Saved entries
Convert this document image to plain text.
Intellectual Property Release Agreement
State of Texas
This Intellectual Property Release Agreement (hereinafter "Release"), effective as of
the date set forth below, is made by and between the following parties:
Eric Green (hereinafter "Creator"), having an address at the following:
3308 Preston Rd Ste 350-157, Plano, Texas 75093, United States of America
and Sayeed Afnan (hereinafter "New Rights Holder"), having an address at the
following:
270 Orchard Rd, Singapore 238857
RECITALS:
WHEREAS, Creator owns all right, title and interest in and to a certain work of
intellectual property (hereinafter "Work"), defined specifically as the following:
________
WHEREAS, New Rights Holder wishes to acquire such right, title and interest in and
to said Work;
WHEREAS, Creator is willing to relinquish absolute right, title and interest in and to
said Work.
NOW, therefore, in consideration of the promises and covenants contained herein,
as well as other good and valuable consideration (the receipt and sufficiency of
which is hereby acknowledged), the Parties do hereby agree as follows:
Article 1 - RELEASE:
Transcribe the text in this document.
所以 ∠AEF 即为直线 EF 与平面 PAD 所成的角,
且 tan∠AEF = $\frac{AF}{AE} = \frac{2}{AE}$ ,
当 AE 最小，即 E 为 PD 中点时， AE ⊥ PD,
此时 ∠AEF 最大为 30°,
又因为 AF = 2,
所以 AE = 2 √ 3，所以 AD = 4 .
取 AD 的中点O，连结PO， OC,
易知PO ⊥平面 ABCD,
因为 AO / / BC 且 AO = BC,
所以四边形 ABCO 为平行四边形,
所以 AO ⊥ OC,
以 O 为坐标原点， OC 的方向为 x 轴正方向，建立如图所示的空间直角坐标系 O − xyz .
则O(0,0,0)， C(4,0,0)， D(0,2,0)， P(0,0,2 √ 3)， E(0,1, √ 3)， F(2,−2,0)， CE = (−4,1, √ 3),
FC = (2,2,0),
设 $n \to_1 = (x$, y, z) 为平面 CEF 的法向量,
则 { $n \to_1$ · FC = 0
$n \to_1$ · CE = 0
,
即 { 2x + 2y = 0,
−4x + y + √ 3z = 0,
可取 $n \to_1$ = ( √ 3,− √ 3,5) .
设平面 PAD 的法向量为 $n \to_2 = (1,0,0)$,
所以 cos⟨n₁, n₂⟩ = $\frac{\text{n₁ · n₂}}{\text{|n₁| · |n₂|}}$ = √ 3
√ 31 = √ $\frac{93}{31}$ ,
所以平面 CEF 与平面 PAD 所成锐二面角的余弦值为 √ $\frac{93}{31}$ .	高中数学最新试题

-- Written exercise --
Select and copy every line of the material that holds the string "following".

-- Written answer --
the date set forth below, is made by and between the following parties:
Eric Green (hereinafter "Creator"), having an address at the following:
following:
intellectual property (hereinafter "Work"), defined specifically as the following:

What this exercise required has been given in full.